> [Excerpt provided]

Yesterday was my first “conversation” with The Russian. It went like this:

[empty seat finally opens up — it is located directly between me and The Russian]

Me: Do you want to sit down?

The Russian: [mute, tips head in direction of seat, blinking eyes at the same time, symbolizing, “No, you take it.”]

This is typical for The Russian. I have seen him have other “conversations” with people on the bus in which they talk to him and he responds with nods, shaking of his head, weak smiles, or a look of stoic, calm, cautious waiting-ness. I have never seen his mouth open to let words or even the most basic of phonetic sounds come out. I find this intriguing. He clearly speaks English, as he not only seems to understand what people are saying to him, but also carries books and newspapers that are written in English. But why so quiet?

Is The Russian Russian? Someday I hope to hear his voice, and to discover that I was right about him. But then there’s the fear of finding out I was wrong — my God, what if The Russian turns to speak to me and what comes out is a Southern drawl? What if he’s from the OTHER Georgia, the one down there with Alabama and South Carolina? What will that do to my worldview, I wonder?

Aside from, perhaps, making me a little less likely to judge people simply by the way they stand in an aisle on a crowded bus, exuding serenity with a stoicalness unmatched by any other, wearing an odd-colored, too-short tie with a checked, short-sleeved, button-down shirt tucked unevenly into strangely ill-fitting, retro-colored pants. Hmmm. Food for thought.

Charts and Graphs

Last summer, I moved into a new neighborhood, and that’s when I started to take a smaller commuter bus instead of a massively packed regular-route bus. It was then that I really started to notice riders, primarily because the same riders tend to be on that bus every single day.

The first person I ever took notice of on my new commuter bus was Charts and Graphs. Figured it was probably about time I wrote something about her. I first noticed her when she irritated me with her early-morning giddiness. Our bus driver had announced that it was his last day on the route, and she broke into happy, grateful applause, practically bouncing in her seat (not happy he was leaving, but instead happily applauding his greatness). I’m not sure why that irritated me, but it did.

> [Source data]

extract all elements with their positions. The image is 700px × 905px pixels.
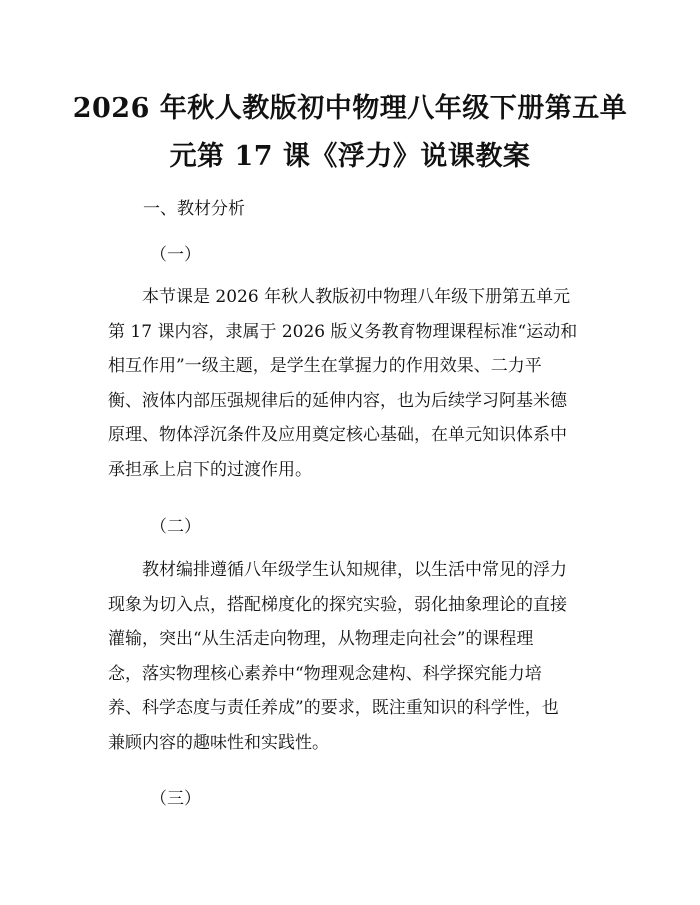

> [Written problem] Rewrite the passage about bus riders from "Is The Russian" to "worldview, I wonder?", swapping "Southern drawl" for "British accent".

> [Solution to this task]
Is The Russian Russian? Someday I hope to hear his voice, and to discover that I was right about him. But then there’s the fear of finding out I was wrong — my God, what if The Russian turns to speak to me and what comes out is a British accent? What if he’s from the OTHER Georgia, the one down there with Alabama and South Carolina? What will that do to my worldview, I wonder?